***** EXTRACT TO READ *****
On Mon, Feb 23, 2015 at 10:01 AM, Stephen John Smoogen <smooge(a)gmail.com> wrote:
The main issue that occurs when you change the 5000 rounds is running
into
mixed environments. You quickly find that while the password format has a
format which allows for you to set the number of rounds.. a lot of places
assume that 5000 is what is being used. You then have the "I can't login to
X" where X is some addon to the Oracle/SAP/etc system and you can't do your
vacation time. To deal with that is a larger issue than just the security
team in that you need to say "We realize that the product change is going to
affect usage in non-Fedora-only environment.
Thanks for the response. I don't understand how software ignores the
rounds value specified in /etc/shadow but honors the salt specified in
same. Assuming should only happen if /etc/shadow omits $rounds=.
> OS X 10.10 has been out some months and hashcat doesn't have
OS X
> 10.10 support yet, and they distinguish between each major OS X
> version 10.4 through 10.9. Clearly Apple changes there hashing method
> between each OS X release.
***** SUPPLIED ENTRIES *****
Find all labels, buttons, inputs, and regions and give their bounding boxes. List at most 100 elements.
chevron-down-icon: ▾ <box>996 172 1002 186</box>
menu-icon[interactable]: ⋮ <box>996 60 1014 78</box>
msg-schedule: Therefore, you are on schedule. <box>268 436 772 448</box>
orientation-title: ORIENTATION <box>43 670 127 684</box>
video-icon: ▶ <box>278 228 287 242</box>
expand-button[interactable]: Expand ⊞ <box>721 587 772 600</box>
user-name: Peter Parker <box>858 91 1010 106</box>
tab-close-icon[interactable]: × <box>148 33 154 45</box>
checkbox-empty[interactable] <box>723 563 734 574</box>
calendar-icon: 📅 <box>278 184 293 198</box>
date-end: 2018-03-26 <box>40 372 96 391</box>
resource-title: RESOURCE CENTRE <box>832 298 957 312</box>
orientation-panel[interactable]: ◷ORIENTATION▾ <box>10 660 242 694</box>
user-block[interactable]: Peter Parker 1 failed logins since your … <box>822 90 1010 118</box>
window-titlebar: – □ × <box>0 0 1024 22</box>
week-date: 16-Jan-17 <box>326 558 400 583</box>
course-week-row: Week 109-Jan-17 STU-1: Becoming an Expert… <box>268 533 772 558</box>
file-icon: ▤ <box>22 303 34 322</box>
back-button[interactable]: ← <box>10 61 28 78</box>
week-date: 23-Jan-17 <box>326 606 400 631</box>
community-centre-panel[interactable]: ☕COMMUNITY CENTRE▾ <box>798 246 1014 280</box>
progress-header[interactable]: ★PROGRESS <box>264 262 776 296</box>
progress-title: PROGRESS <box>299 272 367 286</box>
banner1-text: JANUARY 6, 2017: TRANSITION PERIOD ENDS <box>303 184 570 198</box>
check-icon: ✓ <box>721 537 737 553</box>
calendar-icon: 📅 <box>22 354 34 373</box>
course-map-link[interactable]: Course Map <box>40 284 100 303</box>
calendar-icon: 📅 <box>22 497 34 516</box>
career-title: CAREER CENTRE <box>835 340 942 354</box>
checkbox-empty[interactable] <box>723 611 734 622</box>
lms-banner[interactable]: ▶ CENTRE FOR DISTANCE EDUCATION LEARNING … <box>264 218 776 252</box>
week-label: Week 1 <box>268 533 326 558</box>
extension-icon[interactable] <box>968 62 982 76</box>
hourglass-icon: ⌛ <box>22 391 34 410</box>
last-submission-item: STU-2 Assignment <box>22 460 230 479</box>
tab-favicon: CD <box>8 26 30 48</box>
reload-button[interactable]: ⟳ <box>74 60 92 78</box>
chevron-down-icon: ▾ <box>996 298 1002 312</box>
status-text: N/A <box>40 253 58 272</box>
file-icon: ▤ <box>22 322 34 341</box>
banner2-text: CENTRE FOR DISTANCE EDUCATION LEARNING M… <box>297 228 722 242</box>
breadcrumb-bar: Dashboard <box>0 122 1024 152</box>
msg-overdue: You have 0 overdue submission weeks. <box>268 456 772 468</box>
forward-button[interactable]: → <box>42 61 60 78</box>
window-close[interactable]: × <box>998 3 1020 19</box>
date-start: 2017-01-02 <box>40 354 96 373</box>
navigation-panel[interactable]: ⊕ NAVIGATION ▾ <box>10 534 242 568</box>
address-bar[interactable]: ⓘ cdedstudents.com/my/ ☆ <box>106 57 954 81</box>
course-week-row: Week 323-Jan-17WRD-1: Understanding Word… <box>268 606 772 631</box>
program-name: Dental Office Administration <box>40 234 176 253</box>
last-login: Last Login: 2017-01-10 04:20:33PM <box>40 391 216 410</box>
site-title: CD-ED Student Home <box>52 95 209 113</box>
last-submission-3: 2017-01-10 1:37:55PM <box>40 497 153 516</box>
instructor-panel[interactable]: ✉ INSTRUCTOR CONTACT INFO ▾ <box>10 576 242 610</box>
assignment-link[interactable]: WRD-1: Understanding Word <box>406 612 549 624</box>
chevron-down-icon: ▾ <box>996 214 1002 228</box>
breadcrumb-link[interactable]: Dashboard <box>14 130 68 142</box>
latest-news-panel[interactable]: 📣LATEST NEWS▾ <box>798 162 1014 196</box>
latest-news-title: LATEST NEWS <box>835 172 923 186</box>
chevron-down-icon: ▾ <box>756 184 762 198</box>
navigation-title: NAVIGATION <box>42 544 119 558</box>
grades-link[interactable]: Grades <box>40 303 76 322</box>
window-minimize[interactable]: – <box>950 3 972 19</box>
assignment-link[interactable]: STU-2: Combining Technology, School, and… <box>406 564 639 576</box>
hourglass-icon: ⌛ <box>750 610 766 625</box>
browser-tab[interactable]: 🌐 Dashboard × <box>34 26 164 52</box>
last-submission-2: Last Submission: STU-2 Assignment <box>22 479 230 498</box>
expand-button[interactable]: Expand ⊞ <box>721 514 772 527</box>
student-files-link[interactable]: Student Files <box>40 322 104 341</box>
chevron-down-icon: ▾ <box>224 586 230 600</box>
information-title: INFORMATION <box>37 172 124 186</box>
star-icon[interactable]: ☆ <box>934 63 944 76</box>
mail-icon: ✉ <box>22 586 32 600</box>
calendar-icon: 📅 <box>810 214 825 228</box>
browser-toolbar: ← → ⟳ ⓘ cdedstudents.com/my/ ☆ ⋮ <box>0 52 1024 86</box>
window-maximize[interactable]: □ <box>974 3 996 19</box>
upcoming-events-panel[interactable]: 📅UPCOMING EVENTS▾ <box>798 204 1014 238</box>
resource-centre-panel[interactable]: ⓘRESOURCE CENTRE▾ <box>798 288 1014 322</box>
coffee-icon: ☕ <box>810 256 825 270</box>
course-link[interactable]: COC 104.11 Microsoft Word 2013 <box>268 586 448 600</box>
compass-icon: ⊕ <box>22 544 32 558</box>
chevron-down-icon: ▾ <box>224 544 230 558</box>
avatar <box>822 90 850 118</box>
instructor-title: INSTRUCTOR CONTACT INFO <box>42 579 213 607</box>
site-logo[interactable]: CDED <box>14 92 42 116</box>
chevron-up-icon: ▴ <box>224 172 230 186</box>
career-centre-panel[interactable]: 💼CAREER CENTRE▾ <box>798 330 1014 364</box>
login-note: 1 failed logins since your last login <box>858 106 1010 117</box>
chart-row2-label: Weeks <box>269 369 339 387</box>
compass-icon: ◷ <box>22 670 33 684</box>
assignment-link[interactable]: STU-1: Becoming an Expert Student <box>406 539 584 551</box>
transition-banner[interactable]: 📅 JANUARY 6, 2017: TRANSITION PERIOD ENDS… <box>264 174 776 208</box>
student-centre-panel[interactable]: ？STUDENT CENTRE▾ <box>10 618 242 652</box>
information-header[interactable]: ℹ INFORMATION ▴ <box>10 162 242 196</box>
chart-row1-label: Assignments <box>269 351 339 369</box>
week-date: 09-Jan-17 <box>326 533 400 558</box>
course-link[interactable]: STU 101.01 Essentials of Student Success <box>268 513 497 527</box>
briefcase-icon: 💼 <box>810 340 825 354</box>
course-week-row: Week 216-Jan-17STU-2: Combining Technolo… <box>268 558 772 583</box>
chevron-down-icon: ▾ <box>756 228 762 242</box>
*****
PROMPT A:
In the email about password hashing rounds, what number of rounds do many places assume is being used?
PROMPT B:
Reproduce the passage from the email about password hashing rounds: begin at the words "On Mon, Feb" and stop after "if /etc/shadow omits $rounds=.".

FULL RESPONSE A:
5000

FULL RESPONSE B:
On Mon, Feb 23, 2015 at 10:01 AM, Stephen John Smoogen <smooge(a)gmail.com> wrote:
The main issue that occurs when you change the 5000 rounds is running
into
mixed environments. You quickly find that while the password format has a
format which allows for you to set the number of rounds.. a lot of places
assume that 5000 is what is being used. You then have the "I can't login to
X" where X is some addon to the Oracle/SAP/etc system and you can't do your
vacation time. To deal with that is a larger issue than just the security
team in that you need to say "We realize that the product change is going to
affect usage in non-Fedora-only environment.
Thanks for the response. I don't understand how software ignores the
rounds value specified in /etc/shadow but honors the salt specified in
same. Assuming should only happen if /etc/shadow omits $rounds=.